EXERCISE DETAILS ::
Exactly the lines from the one containing "Parse this screenshot: output" through the end of the data below are to be reproduced, and nothing besides them.
───
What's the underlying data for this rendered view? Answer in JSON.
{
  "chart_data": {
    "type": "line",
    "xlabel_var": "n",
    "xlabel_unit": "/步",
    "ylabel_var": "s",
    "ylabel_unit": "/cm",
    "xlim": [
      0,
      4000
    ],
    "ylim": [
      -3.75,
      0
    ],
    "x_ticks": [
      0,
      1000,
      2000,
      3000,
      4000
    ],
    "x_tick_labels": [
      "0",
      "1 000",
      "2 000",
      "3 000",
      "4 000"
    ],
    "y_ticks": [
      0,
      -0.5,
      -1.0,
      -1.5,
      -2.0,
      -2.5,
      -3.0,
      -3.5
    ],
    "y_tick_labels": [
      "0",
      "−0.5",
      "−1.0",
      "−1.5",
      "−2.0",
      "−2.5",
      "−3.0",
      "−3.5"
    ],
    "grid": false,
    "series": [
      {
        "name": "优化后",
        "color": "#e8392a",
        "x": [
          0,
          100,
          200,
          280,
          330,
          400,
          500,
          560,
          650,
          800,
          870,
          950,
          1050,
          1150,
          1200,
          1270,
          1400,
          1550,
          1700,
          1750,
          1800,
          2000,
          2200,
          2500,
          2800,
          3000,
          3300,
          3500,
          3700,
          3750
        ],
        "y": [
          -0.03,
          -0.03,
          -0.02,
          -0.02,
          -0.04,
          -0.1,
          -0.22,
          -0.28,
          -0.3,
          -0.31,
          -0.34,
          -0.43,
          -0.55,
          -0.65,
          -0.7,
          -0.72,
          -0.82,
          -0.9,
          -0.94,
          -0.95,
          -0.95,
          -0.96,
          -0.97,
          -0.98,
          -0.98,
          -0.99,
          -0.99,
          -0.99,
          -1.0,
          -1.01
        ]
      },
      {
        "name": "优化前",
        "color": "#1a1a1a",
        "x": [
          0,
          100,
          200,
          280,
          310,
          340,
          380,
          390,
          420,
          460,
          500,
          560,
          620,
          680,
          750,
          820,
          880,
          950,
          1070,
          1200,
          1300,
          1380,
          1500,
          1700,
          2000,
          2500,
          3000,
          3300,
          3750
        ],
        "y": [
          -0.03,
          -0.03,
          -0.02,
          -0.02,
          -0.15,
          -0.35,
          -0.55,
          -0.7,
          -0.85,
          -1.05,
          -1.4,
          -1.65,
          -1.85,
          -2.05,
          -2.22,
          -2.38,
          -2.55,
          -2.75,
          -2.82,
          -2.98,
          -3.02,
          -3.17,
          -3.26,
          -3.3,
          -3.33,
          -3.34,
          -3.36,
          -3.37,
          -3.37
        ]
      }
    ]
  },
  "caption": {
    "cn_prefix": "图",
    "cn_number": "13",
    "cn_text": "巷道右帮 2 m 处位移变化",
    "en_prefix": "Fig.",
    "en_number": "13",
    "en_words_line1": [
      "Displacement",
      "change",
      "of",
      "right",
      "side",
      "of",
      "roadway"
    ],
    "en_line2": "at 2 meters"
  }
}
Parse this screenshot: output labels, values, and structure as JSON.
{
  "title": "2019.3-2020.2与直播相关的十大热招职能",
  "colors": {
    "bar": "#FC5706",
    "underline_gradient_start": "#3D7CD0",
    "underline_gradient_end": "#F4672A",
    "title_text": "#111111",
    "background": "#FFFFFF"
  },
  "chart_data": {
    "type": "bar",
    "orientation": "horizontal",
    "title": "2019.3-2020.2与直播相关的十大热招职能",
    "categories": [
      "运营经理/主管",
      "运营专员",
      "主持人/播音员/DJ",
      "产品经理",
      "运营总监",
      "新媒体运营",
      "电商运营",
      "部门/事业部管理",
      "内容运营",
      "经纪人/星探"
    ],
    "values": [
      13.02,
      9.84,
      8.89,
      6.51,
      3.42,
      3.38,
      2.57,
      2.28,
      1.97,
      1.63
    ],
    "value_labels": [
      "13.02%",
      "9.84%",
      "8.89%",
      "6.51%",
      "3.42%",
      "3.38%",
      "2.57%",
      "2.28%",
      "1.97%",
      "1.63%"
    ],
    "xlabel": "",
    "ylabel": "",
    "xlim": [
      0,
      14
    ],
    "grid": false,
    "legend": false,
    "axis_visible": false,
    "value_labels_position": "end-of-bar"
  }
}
───
SOLUTION ::
Parse this screenshot: output labels, values, and structure as JSON.
{
  "title": "2019.3-2020.2与直播相关的十大热招职能",
  "colors": {
    "bar": "#FC5706",
    "underline_gradient_start": "#3D7CD0",
    "underline_gradient_end": "#F4672A",
    "title_text": "#111111",
    "background": "#FFFFFF"
  },
  "chart_data": {
    "type": "bar",
    "orientation": "horizontal",
    "title": "2019.3-2020.2与直播相关的十大热招职能",
    "categories": [
      "运营经理/主管",
      "运营专员",
      "主持人/播音员/DJ",
      "产品经理",
      "运营总监",
      "新媒体运营",
      "电商运营",
      "部门/事业部管理",
      "内容运营",
      "经纪人/星探"
    ],
    "values": [
      13.02,
      9.84,
      8.89,
      6.51,
      3.42,
      3.38,
      2.57,
      2.28,
      1.97,
      1.63
    ],
    "value_labels": [
      "13.02%",
      "9.84%",
      "8.89%",
      "6.51%",
      "3.42%",
      "3.38%",
      "2.57%",
      "2.28%",
      "1.97%",
      "1.63%"
    ],
    "xlabel": "",
    "ylabel": "",
    "xlim": [
      0,
      14
    ],
    "grid": false,
    "legend": false,
    "axis_visible": false,
    "value_labels_position": "end-of-bar"
  }
}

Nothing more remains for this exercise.